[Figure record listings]

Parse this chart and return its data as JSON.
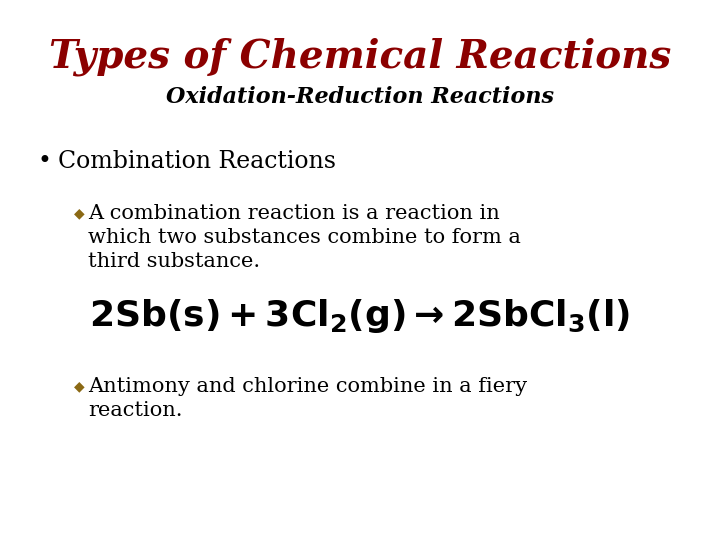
{
  "title": "Types of Chemical Reactions",
  "subtitle": "Oxidation-Reduction Reactions",
  "title_color": "#8B0000",
  "subtitle_color": "#000000",
  "bullet_color": "#000000",
  "diamond_color": "#8B6914",
  "background_color": "#FFFFFF",
  "title_fontsize": 28,
  "subtitle_fontsize": 16,
  "bullet_fontsize": 17,
  "sub_bullet_fontsize": 15,
  "equation_fontsize": 26,
  "bullet_text": "Combination Reactions",
  "sub_bullet1_line1": "A combination reaction is a reaction in",
  "sub_bullet1_line2": "which two substances combine to form a",
  "sub_bullet1_line3": "third substance.",
  "sub_bullet2_line1": "Antimony and chlorine combine in a fiery",
  "sub_bullet2_line2": "reaction."
}
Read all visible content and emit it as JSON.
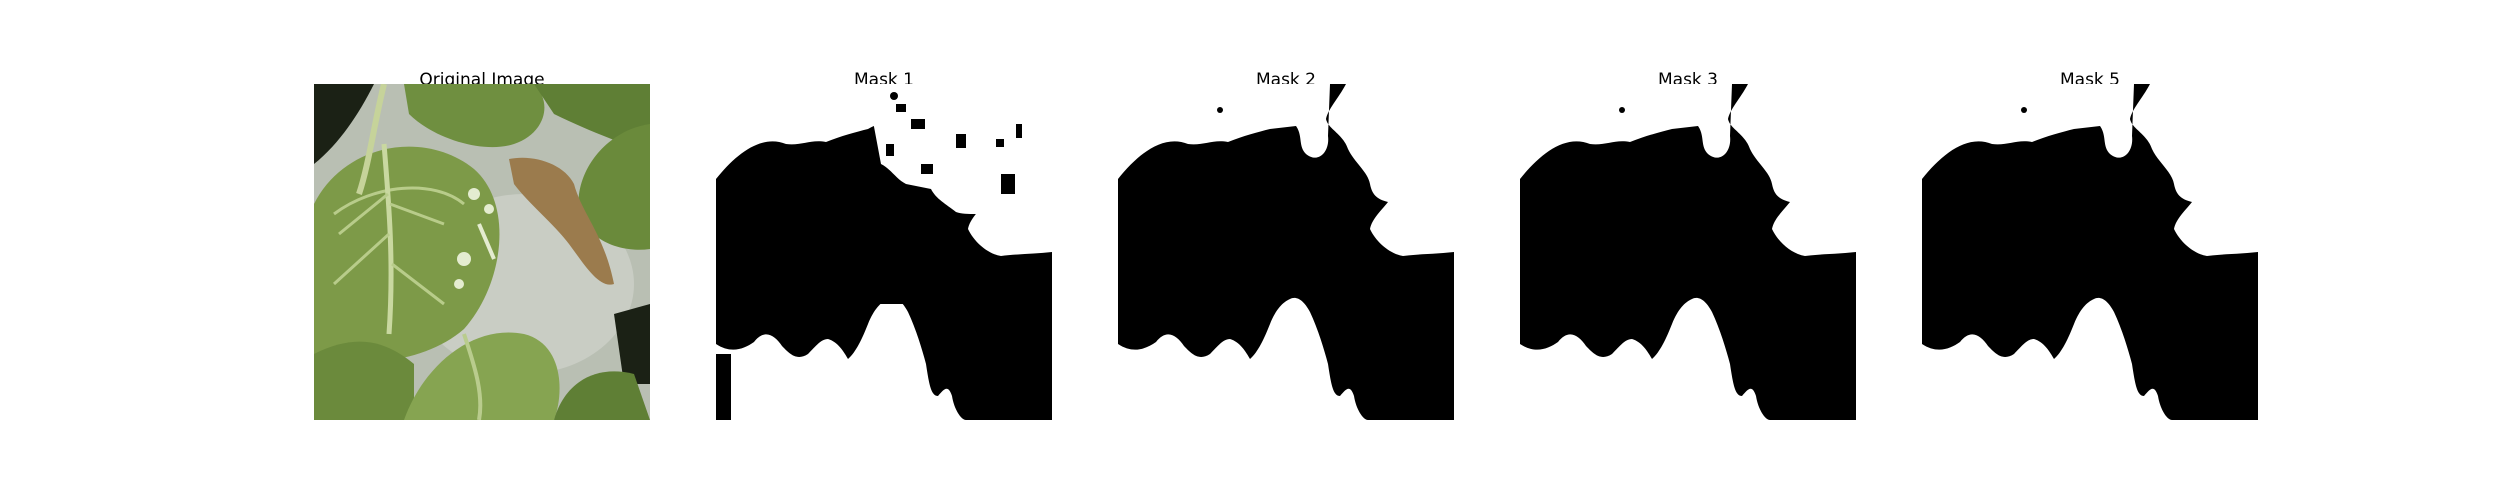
{
  "figure": {
    "panels": [
      {
        "title": "Original Image",
        "kind": "photo",
        "subject": "green leaves"
      },
      {
        "title": "Mask 1",
        "kind": "binary-mask"
      },
      {
        "title": "Mask 2",
        "kind": "binary-mask"
      },
      {
        "title": "Mask 3",
        "kind": "binary-mask"
      },
      {
        "title": "Mask 5",
        "kind": "binary-mask"
      }
    ],
    "colors": {
      "background": "#ffffff",
      "mask_foreground": "#ffffff",
      "mask_background": "#000000",
      "leaf_main": "#6e8f3f",
      "leaf_light": "#9fb86a",
      "backdrop_gray": "#b9bfb3",
      "dark_shadow": "#1b2115",
      "dried_leaf": "#9b7b4d"
    }
  }
}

▶ Given task:
Repeat each entry above word for word, leaving every picture out.

▶ Full output:
Parse this chart and return its data as JSON.
{
  "title": "Types of Chemical Reactions",
  "subtitle": "Oxidation-Reduction Reactions",
  "title_color": "#8B0000",
  "subtitle_color": "#000000",
  "bullet_color": "#000000",
  "diamond_color": "#8B6914",
  "background_color": "#FFFFFF",
  "title_fontsize": 28,
  "subtitle_fontsize": 16,
  "bullet_fontsize": 17,
  "sub_bullet_fontsize": 15,
  "equation_fontsize": 26,
  "bullet_text": "Combination Reactions",
  "sub_bullet1_line1": "A combination reaction is a reaction in",
  "sub_bullet1_line2": "which two substances combine to form a",
  "sub_bullet1_line3": "third substance.",
  "sub_bullet2_line1": "Antimony and chlorine combine in a fiery",
  "sub_bullet2_line2": "reaction."
}
Read all visible content and emit it as JSON.
{
  "figure": {
    "panels": [
      {
        "title": "Original Image",
        "kind": "photo",
        "subject": "green leaves"
      },
      {
        "title": "Mask 1",
        "kind": "binary-mask"
      },
      {
        "title": "Mask 2",
        "kind": "binary-mask"
      },
      {
        "title": "Mask 3",
        "kind": "binary-mask"
      },
      {
        "title": "Mask 5",
        "kind": "binary-mask"
      }
    ],
    "colors": {
      "background": "#ffffff",
      "mask_foreground": "#ffffff",
      "mask_background": "#000000",
      "leaf_main": "#6e8f3f",
      "leaf_light": "#9fb86a",
      "backdrop_gray": "#b9bfb3",
      "dark_shadow": "#1b2115",
      "dried_leaf": "#9b7b4d"
    }
  }
}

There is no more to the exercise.